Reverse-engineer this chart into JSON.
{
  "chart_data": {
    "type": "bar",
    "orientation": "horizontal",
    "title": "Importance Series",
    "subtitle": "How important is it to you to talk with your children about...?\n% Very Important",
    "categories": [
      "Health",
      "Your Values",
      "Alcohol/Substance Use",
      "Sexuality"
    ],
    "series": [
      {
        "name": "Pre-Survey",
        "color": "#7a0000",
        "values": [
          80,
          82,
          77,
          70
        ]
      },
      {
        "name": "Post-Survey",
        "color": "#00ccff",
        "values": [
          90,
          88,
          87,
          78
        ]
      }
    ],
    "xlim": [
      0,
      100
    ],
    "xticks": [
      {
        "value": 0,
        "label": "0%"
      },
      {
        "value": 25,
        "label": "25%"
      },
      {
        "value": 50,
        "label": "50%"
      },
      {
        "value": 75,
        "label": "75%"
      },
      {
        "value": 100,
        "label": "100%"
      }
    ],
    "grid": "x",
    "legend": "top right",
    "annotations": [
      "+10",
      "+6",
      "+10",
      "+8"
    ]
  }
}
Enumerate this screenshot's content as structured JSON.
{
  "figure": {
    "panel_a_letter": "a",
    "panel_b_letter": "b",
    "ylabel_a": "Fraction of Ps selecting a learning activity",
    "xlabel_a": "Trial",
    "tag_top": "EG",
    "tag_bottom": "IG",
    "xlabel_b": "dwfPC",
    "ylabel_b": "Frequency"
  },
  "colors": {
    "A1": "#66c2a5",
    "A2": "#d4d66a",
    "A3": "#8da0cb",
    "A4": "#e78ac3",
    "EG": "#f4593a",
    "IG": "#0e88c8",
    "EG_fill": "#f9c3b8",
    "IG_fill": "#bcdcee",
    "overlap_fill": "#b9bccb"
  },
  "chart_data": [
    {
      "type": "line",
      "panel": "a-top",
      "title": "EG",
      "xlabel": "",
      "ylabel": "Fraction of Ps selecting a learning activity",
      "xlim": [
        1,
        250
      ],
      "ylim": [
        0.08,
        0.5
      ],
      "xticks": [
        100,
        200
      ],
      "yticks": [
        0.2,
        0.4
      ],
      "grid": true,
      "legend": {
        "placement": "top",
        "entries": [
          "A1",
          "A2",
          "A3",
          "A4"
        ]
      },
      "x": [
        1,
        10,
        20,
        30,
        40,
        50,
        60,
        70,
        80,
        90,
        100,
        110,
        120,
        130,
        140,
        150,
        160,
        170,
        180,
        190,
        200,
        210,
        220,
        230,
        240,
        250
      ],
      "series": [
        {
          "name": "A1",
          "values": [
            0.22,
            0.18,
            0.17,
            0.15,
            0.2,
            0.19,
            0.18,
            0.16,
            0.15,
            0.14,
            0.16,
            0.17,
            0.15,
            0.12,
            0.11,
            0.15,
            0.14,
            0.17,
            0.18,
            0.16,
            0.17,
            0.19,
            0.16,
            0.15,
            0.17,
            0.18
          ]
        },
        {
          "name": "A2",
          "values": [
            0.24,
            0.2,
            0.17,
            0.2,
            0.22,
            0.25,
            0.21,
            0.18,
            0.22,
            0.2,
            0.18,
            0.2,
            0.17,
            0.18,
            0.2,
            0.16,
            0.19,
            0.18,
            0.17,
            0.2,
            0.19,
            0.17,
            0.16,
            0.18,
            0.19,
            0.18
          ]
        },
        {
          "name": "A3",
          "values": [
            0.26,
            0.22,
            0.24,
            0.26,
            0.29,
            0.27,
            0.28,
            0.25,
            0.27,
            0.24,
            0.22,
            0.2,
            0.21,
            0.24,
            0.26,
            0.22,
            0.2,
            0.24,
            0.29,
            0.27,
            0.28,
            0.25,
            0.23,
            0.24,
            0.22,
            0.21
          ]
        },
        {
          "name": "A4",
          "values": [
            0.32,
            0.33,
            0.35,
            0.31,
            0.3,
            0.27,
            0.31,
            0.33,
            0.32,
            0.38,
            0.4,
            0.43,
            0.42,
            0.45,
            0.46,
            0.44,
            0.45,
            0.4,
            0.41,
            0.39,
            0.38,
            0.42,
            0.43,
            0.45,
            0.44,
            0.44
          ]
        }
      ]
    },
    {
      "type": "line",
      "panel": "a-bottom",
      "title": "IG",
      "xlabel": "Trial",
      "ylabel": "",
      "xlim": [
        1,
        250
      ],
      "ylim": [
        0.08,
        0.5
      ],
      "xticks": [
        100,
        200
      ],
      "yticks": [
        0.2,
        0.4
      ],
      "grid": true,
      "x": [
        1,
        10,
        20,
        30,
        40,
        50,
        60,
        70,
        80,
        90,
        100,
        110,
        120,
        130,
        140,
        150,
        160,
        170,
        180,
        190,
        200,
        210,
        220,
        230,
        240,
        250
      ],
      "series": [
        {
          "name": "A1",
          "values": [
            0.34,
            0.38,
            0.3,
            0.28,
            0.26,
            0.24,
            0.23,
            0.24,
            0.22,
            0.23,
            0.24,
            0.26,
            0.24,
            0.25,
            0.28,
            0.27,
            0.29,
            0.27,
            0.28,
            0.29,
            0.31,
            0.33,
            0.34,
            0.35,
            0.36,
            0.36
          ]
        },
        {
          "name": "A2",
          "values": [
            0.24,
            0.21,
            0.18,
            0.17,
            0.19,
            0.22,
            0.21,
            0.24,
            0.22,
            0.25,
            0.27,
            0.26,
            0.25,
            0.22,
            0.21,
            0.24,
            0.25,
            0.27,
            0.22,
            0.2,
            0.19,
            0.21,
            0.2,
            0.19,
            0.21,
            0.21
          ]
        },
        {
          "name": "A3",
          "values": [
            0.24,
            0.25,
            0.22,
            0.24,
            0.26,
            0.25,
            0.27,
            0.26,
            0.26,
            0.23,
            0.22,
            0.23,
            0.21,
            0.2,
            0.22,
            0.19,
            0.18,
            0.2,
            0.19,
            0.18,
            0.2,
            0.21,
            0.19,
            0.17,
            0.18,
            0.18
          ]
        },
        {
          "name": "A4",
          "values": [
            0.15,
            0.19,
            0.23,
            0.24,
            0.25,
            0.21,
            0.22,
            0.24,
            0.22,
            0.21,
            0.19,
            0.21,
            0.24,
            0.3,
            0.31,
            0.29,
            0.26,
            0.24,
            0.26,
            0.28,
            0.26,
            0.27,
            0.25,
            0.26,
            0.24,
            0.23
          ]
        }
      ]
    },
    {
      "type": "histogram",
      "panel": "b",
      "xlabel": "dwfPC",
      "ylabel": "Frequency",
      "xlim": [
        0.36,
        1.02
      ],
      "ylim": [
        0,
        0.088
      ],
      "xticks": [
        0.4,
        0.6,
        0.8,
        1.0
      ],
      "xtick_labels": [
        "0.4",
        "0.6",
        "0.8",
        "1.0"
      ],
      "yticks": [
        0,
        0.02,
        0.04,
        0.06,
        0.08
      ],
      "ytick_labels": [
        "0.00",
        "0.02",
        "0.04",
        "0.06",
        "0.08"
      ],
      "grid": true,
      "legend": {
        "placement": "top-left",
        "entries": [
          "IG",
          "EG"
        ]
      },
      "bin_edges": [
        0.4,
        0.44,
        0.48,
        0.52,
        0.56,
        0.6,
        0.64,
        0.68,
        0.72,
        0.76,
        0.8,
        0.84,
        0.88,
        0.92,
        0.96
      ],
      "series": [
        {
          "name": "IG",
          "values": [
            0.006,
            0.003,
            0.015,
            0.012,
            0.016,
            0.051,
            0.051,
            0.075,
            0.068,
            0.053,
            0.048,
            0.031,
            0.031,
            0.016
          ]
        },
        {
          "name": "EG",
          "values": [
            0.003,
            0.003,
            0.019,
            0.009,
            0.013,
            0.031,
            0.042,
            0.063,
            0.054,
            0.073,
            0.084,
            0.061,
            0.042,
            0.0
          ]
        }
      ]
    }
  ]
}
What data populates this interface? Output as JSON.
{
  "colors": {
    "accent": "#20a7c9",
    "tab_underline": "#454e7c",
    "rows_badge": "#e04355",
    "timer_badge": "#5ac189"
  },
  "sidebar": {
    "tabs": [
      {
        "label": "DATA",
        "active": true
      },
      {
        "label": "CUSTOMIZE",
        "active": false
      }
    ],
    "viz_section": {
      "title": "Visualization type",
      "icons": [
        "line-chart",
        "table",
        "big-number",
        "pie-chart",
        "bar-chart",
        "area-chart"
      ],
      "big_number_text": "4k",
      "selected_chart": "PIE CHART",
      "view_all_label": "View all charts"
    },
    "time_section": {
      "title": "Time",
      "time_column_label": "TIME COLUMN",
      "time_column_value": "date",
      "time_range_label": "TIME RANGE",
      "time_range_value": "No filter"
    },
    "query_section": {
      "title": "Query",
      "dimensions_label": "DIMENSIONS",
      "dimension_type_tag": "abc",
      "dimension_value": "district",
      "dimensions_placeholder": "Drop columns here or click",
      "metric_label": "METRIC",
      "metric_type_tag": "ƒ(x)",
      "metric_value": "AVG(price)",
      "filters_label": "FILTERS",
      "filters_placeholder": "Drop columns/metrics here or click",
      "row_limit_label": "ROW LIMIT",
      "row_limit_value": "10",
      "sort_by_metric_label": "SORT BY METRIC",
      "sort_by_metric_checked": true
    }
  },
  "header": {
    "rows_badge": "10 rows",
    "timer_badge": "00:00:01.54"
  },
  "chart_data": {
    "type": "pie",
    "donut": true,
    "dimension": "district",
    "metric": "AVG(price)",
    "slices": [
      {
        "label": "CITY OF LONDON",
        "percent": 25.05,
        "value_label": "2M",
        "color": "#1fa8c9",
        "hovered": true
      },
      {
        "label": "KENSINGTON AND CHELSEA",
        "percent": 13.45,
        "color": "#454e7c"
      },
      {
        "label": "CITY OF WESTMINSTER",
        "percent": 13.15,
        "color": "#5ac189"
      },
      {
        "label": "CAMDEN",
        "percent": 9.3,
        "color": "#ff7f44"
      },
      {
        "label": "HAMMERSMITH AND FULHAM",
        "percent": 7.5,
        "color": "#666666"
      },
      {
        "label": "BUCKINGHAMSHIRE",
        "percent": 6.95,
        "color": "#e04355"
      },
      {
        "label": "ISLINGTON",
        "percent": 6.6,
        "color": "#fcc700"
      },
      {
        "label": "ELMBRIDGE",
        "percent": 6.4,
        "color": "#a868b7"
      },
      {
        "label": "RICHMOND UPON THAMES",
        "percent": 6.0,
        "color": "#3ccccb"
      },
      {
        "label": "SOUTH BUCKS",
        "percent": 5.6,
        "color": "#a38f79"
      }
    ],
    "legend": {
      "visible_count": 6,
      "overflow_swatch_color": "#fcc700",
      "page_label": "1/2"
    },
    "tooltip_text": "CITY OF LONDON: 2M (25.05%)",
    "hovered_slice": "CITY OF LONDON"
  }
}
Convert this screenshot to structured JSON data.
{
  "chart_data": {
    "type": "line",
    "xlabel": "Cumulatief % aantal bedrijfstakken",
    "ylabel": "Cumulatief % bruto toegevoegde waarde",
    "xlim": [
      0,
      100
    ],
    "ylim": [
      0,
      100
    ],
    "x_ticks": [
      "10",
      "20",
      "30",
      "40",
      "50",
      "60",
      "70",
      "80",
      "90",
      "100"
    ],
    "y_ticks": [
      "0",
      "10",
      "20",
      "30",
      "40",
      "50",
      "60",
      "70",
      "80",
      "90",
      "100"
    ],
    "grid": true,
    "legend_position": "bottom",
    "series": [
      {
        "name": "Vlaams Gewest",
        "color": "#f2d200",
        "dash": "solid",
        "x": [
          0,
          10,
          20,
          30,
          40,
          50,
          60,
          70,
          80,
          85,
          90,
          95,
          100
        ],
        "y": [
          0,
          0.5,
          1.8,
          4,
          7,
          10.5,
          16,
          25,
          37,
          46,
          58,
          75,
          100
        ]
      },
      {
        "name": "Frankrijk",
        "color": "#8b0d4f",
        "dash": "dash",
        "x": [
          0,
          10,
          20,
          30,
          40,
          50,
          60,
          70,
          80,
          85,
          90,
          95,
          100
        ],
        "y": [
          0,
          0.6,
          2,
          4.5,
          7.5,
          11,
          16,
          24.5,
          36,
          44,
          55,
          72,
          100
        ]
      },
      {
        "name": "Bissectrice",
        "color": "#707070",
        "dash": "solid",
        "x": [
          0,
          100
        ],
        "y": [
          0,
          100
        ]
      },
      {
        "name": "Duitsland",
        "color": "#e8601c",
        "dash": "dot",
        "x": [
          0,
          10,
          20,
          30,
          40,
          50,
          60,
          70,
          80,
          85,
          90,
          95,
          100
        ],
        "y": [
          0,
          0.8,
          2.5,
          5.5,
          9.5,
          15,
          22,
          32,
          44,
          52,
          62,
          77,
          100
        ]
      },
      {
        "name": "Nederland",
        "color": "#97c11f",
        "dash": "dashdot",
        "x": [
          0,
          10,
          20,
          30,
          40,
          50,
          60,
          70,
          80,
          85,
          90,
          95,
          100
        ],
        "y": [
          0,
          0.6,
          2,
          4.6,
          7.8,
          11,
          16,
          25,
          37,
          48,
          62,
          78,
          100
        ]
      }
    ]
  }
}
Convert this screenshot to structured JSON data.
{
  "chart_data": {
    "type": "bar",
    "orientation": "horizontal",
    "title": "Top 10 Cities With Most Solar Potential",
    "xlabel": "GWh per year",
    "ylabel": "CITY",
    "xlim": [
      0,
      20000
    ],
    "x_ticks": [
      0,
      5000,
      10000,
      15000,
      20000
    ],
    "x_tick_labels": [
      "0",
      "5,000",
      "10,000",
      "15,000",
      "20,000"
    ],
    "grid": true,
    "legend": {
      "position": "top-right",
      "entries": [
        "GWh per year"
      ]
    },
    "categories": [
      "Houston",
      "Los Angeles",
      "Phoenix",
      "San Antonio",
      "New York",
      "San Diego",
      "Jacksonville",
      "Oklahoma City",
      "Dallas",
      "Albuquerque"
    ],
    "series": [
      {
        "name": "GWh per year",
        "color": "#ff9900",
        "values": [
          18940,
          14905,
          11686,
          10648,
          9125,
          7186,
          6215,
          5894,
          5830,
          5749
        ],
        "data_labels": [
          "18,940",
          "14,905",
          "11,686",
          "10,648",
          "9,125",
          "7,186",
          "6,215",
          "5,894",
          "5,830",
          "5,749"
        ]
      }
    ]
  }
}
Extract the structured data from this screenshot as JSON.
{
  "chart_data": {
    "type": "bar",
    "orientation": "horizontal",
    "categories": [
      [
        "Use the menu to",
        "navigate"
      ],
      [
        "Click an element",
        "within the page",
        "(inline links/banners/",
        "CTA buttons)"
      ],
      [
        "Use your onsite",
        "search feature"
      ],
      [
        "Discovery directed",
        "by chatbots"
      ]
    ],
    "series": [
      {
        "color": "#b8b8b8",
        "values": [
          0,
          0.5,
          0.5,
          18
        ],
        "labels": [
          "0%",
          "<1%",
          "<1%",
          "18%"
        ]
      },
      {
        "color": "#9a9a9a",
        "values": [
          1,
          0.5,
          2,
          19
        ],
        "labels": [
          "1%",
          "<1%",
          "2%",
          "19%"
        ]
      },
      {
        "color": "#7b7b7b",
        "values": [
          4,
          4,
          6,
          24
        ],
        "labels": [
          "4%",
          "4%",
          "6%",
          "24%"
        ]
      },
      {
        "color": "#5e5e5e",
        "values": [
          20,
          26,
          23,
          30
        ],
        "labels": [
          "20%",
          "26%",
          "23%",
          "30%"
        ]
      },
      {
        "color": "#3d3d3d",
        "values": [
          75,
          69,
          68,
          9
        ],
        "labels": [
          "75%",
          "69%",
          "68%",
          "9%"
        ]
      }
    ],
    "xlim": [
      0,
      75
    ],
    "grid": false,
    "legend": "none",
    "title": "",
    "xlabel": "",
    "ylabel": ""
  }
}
------------------------------------
__CHALLENGE__
Look through the records and gather every line containing "right".

__CORRECT ANSWER__
    "legend": "top right",
      "position": "top-right",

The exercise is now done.